Exercise instructions: All of the records listed below should be retyped exactly.

[Start of Materials provided]

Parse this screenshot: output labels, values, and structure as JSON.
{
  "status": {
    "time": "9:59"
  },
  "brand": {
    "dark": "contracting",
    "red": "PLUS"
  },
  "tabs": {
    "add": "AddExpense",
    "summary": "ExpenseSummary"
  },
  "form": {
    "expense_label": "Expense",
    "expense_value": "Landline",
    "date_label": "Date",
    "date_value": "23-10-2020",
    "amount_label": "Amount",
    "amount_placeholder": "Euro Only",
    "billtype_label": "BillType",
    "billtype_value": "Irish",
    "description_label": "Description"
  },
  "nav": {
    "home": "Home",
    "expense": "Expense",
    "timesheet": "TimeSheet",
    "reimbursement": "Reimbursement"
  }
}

[End of Materials provided]

Exercise result:
Parse this screenshot: output labels, values, and structure as JSON.
{
  "status": {
    "time": "9:59"
  },
  "brand": {
    "dark": "contracting",
    "red": "PLUS"
  },
  "tabs": {
    "add": "AddExpense",
    "summary": "ExpenseSummary"
  },
  "form": {
    "expense_label": "Expense",
    "expense_value": "Landline",
    "date_label": "Date",
    "date_value": "23-10-2020",
    "amount_label": "Amount",
    "amount_placeholder": "Euro Only",
    "billtype_label": "BillType",
    "billtype_value": "Irish",
    "description_label": "Description"
  },
  "nav": {
    "home": "Home",
    "expense": "Expense",
    "timesheet": "TimeSheet",
    "reimbursement": "Reimbursement"
  }
}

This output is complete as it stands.